╭──
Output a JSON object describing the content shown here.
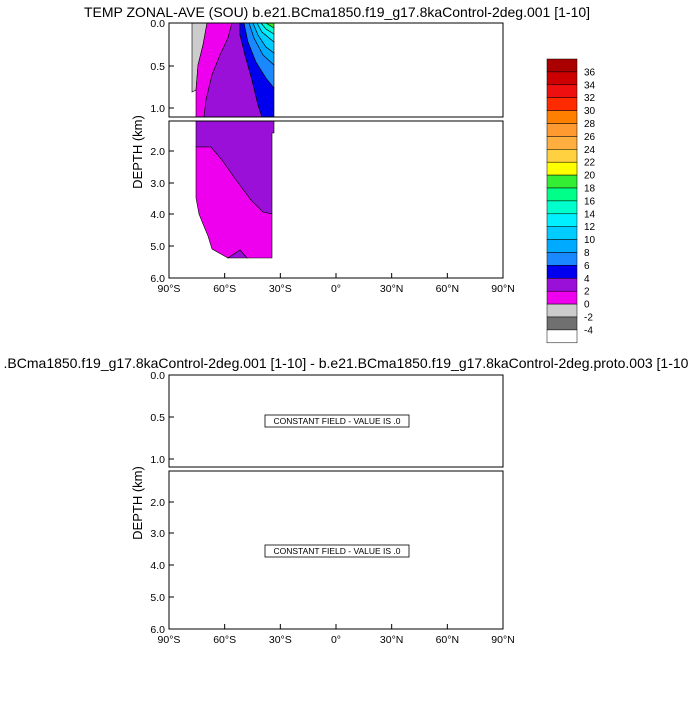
{
  "panels": [
    {
      "title": "TEMP ZONAL-AVE (SOU) b.e21.BCma1850.f19_g17.8kaControl-2deg.001 [1-10]",
      "ylabel": "DEPTH (km)",
      "xticks": [
        "90°S",
        "60°S",
        "30°S",
        "0°",
        "30°N",
        "60°N",
        "90°N"
      ],
      "yticks_upper": [
        "0.0",
        "0.5",
        "1.0"
      ],
      "yticks_lower": [
        "2.0",
        "3.0",
        "4.0",
        "5.0",
        "6.0"
      ],
      "note": ""
    },
    {
      "title": ".BCma1850.f19_g17.8kaControl-2deg.001 [1-10] - b.e21.BCma1850.f19_g17.8kaControl-2deg.proto.003 [1-10",
      "ylabel": "DEPTH (km)",
      "xticks": [
        "90°S",
        "60°S",
        "30°S",
        "0°",
        "30°N",
        "60°N",
        "90°N"
      ],
      "yticks_upper": [
        "0.0",
        "0.5",
        "1.0"
      ],
      "yticks_lower": [
        "2.0",
        "3.0",
        "4.0",
        "5.0",
        "6.0"
      ],
      "note": "CONSTANT FIELD - VALUE IS .0"
    }
  ],
  "colorbar": {
    "labels": [
      "36",
      "34",
      "32",
      "30",
      "28",
      "26",
      "24",
      "22",
      "20",
      "18",
      "16",
      "14",
      "12",
      "10",
      "8",
      "6",
      "4",
      "2",
      "0",
      "-2",
      "-4"
    ],
    "colors": [
      "#aa0000",
      "#cc0000",
      "#ee1010",
      "#ff2a00",
      "#ff8000",
      "#ff9a30",
      "#ffae40",
      "#ffd040",
      "#ffff00",
      "#33ee33",
      "#00ff88",
      "#00ffcc",
      "#00f0ff",
      "#00ccff",
      "#00aaff",
      "#1a88ff",
      "#0000ee",
      "#9a10d8",
      "#ee00ee",
      "#cccccc",
      "#707070",
      "#ffffff"
    ]
  },
  "chart_data": {
    "type": "contour",
    "variable": "TEMP ZONAL-AVE (SOU)",
    "x_range": [
      -90,
      90
    ],
    "y_range_km": [
      0,
      6
    ],
    "contour_interval": 2,
    "approx_fields": [
      {
        "level_range": [
          -2,
          0
        ],
        "lat": [
          -74,
          -62
        ],
        "depth_km": [
          0,
          0.8
        ]
      },
      {
        "level_range": [
          0,
          2
        ],
        "lat": [
          -74,
          -40
        ],
        "depth_km": [
          0,
          5.4
        ]
      },
      {
        "level_range": [
          2,
          4
        ],
        "lat": [
          -66,
          -36
        ],
        "depth_km": [
          0,
          4
        ]
      },
      {
        "level_range": [
          4,
          6
        ],
        "lat": [
          -54,
          -34
        ],
        "depth_km": [
          0,
          1.1
        ]
      },
      {
        "level_range": [
          6,
          14
        ],
        "lat": [
          -50,
          -34
        ],
        "depth_km": [
          0,
          0.4
        ]
      }
    ],
    "difference_panel": {
      "constant_value": 0
    }
  }
}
╰──
→ Directive:
Gather every line from the listing above in which "title" appears, and copy those lines.

→ Full solution:
      "title": "TEMP ZONAL-AVE (SOU) b.e21.BCma1850.f19_g17.8kaControl-2deg.001 [1-10]",
      "title": ".BCma1850.f19_g17.8kaControl-2deg.001 [1-10] - b.e21.BCma1850.f19_g17.8kaControl-2deg.proto.003 [1-10",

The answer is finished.